## Instructions to follow
Write every line of the material out exactly as shown.

## Information supplied
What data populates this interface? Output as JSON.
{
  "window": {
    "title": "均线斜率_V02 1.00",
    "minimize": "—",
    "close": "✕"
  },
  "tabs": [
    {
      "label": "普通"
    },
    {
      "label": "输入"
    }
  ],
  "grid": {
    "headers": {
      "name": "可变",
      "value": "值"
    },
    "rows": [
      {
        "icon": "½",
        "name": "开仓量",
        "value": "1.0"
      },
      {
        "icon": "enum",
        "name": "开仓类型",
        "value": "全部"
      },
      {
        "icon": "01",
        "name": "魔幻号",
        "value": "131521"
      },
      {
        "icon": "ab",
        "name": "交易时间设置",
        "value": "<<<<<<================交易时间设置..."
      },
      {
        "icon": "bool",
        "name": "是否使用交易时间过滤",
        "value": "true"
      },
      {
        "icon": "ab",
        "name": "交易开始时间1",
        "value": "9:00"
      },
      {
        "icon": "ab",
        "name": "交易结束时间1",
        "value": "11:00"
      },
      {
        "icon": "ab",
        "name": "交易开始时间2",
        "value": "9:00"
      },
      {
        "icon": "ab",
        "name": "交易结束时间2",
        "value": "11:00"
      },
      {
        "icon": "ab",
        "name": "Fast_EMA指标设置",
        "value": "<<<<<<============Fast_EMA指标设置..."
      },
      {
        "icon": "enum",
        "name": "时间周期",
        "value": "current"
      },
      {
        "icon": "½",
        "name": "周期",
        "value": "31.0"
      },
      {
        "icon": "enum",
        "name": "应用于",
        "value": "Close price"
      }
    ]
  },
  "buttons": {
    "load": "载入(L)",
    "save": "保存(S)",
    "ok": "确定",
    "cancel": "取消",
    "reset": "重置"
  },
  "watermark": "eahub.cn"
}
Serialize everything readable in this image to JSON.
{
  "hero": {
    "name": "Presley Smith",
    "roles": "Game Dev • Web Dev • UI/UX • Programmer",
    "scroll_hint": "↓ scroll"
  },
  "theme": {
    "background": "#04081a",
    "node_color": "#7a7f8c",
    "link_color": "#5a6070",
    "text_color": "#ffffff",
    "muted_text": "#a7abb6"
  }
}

## Response to the exercise
What data populates this interface? Output as JSON.
{
  "window": {
    "title": "均线斜率_V02 1.00",
    "minimize": "—",
    "close": "✕"
  },
  "tabs": [
    {
      "label": "普通"
    },
    {
      "label": "输入"
    }
  ],
  "grid": {
    "headers": {
      "name": "可变",
      "value": "值"
    },
    "rows": [
      {
        "icon": "½",
        "name": "开仓量",
        "value": "1.0"
      },
      {
        "icon": "enum",
        "name": "开仓类型",
        "value": "全部"
      },
      {
        "icon": "01",
        "name": "魔幻号",
        "value": "131521"
      },
      {
        "icon": "ab",
        "name": "交易时间设置",
        "value": "<<<<<<================交易时间设置..."
      },
      {
        "icon": "bool",
        "name": "是否使用交易时间过滤",
        "value": "true"
      },
      {
        "icon": "ab",
        "name": "交易开始时间1",
        "value": "9:00"
      },
      {
        "icon": "ab",
        "name": "交易结束时间1",
        "value": "11:00"
      },
      {
        "icon": "ab",
        "name": "交易开始时间2",
        "value": "9:00"
      },
      {
        "icon": "ab",
        "name": "交易结束时间2",
        "value": "11:00"
      },
      {
        "icon": "ab",
        "name": "Fast_EMA指标设置",
        "value": "<<<<<<============Fast_EMA指标设置..."
      },
      {
        "icon": "enum",
        "name": "时间周期",
        "value": "current"
      },
      {
        "icon": "½",
        "name": "周期",
        "value": "31.0"
      },
      {
        "icon": "enum",
        "name": "应用于",
        "value": "Close price"
      }
    ]
  },
  "buttons": {
    "load": "载入(L)",
    "save": "保存(S)",
    "ok": "确定",
    "cancel": "取消",
    "reset": "重置"
  },
  "watermark": "eahub.cn"
}
Serialize everything readable in this image to JSON.
{
  "hero": {
    "name": "Presley Smith",
    "roles": "Game Dev • Web Dev • UI/UX • Programmer",
    "scroll_hint": "↓ scroll"
  },
  "theme": {
    "background": "#04081a",
    "node_color": "#7a7f8c",
    "link_color": "#5a6070",
    "text_color": "#ffffff",
    "muted_text": "#a7abb6"
  }
}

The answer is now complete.